• [GIVEN REQUEST] Without the pictures, set down every line of the data exactly.

---+---

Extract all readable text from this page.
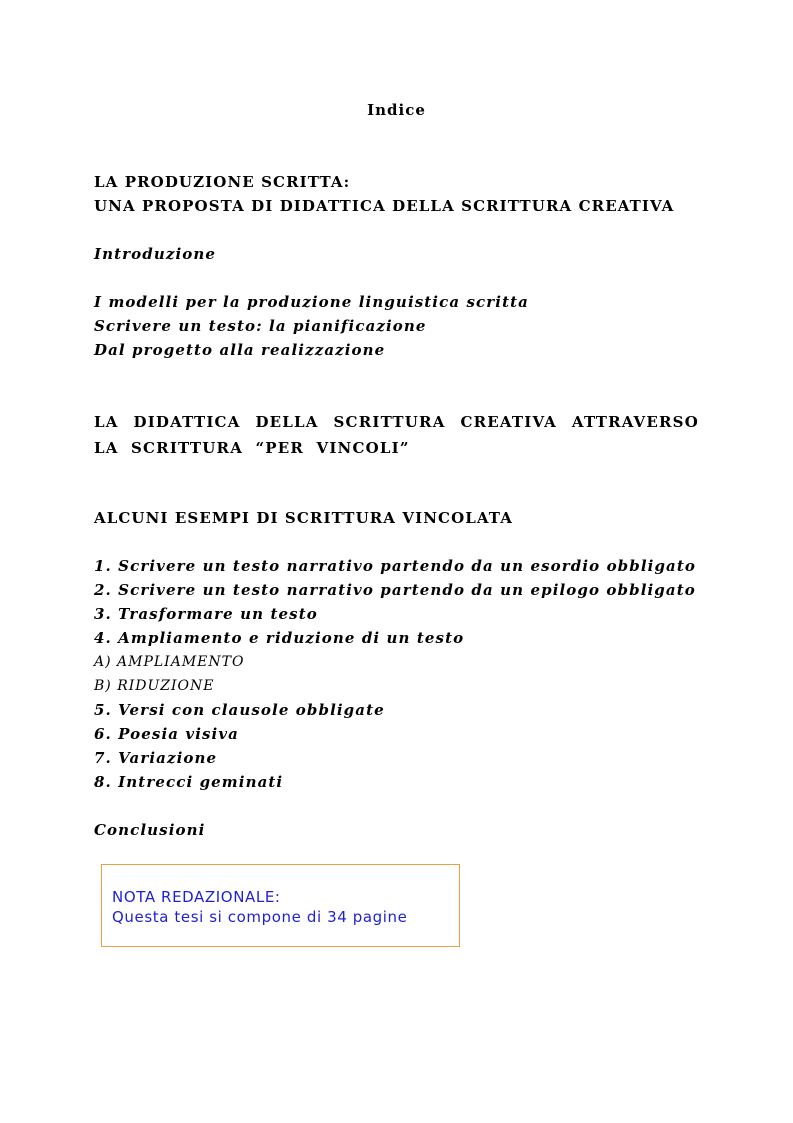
Indice
LA PRODUZIONE SCRITTA:
UNA PROPOSTA DI DIDATTICA DELLA SCRITTURA CREATIVA
Introduzione
I modelli per la produzione linguistica scritta
Scrivere un testo: la pianificazione
Dal progetto alla realizzazione
LA DIDATTICA DELLA SCRITTURA CREATIVA ATTRAVERSO LA SCRITTURA “PER VINCOLI”
ALCUNI ESEMPI DI SCRITTURA VINCOLATA
1. Scrivere un testo narrativo partendo da un esordio obbligato
2. Scrivere un testo narrativo partendo da un epilogo obbligato
3. Trasformare un testo
4. Ampliamento e riduzione di un testo
A) AMPLIAMENTO
B) RIDUZIONE
5. Versi con clausole obbligate
6. Poesia visiva
7. Variazione
8. Intrecci geminati
Conclusioni
NOTA REDAZIONALE:
Questa tesi si compone di 34 pagine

---+---

• [RESULT BELOW]
Extract all readable text from this page.
Indice
LA PRODUZIONE SCRITTA:
UNA PROPOSTA DI DIDATTICA DELLA SCRITTURA CREATIVA
Introduzione
I modelli per la produzione linguistica scritta
Scrivere un testo: la pianificazione
Dal progetto alla realizzazione
LA DIDATTICA DELLA SCRITTURA CREATIVA ATTRAVERSO LA SCRITTURA “PER VINCOLI”
ALCUNI ESEMPI DI SCRITTURA VINCOLATA
1. Scrivere un testo narrativo partendo da un esordio obbligato
2. Scrivere un testo narrativo partendo da un epilogo obbligato
3. Trasformare un testo
4. Ampliamento e riduzione di un testo
A) AMPLIAMENTO
B) RIDUZIONE
5. Versi con clausole obbligate
6. Poesia visiva
7. Variazione
8. Intrecci geminati
Conclusioni
NOTA REDAZIONALE:
Questa tesi si compone di 34 pagine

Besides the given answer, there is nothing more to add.